◆ TO DO: Find all the lines with "JSON" and gather them.

· · · ·

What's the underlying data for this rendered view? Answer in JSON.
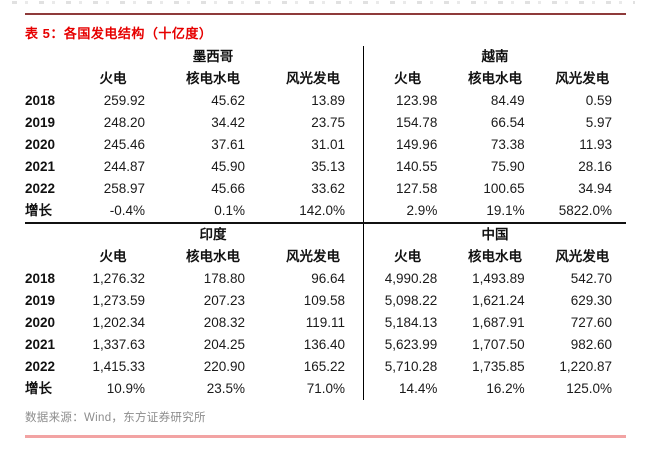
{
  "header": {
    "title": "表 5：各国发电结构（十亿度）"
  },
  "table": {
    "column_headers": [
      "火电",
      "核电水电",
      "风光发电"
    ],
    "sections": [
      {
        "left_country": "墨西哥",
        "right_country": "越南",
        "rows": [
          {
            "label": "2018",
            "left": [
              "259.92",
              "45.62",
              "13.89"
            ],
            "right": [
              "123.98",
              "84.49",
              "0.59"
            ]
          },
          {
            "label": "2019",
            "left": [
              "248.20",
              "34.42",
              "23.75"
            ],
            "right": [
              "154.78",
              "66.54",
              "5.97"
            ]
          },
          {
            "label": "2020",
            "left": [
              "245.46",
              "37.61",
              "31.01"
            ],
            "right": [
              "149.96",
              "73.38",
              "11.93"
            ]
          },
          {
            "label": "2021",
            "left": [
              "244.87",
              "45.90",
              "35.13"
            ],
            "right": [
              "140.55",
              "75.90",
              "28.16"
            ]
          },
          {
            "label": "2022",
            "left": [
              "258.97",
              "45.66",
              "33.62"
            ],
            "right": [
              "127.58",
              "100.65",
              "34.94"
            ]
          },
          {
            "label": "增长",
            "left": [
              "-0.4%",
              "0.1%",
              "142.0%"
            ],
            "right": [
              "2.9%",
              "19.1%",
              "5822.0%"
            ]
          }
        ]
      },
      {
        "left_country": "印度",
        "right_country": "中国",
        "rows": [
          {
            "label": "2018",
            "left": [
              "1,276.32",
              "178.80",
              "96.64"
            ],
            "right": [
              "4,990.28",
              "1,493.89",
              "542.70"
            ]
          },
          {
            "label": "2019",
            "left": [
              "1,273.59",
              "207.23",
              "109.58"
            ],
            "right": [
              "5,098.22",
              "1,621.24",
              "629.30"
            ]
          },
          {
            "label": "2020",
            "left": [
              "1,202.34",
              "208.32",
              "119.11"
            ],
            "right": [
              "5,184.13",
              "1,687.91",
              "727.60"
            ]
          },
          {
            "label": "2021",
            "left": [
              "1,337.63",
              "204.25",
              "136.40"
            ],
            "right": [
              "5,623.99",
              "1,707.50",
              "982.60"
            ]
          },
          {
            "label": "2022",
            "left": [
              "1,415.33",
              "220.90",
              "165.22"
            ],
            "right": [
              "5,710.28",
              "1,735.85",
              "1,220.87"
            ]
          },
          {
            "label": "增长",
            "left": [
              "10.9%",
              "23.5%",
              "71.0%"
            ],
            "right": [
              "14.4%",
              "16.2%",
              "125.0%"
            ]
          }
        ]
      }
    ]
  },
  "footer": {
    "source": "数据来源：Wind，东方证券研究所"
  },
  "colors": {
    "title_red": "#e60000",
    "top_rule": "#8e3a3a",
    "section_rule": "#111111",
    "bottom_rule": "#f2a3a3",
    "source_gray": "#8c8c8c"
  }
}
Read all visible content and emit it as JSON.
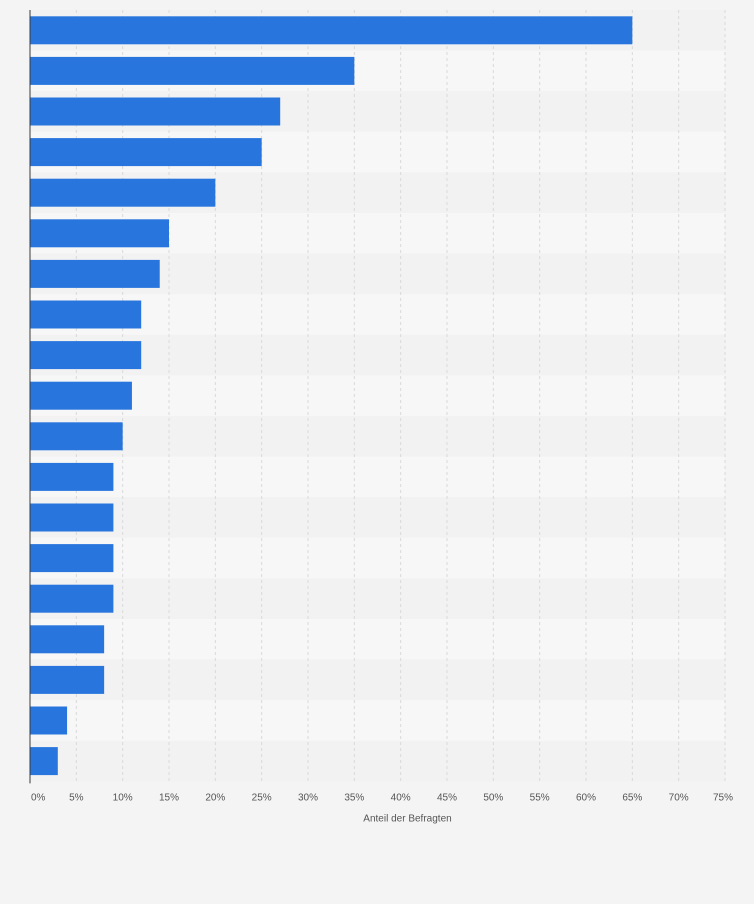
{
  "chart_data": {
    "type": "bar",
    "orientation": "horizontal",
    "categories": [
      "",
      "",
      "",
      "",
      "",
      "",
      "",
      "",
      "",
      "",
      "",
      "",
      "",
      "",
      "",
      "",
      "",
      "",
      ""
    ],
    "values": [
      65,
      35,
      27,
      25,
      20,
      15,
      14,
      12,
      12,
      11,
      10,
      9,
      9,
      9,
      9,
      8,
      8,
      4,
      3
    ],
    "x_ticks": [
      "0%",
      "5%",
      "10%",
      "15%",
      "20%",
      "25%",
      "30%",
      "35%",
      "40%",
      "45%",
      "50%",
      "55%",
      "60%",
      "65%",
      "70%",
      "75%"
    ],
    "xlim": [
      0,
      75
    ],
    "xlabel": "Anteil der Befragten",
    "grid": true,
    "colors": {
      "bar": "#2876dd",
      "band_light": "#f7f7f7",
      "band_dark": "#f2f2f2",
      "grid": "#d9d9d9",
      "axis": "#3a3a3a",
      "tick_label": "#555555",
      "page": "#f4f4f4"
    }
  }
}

· · · ·

◆ SOLUTION FOR THIS TASK:
What's the underlying data for this rendered view? Answer in JSON.
Read all visible content and emit it as JSON.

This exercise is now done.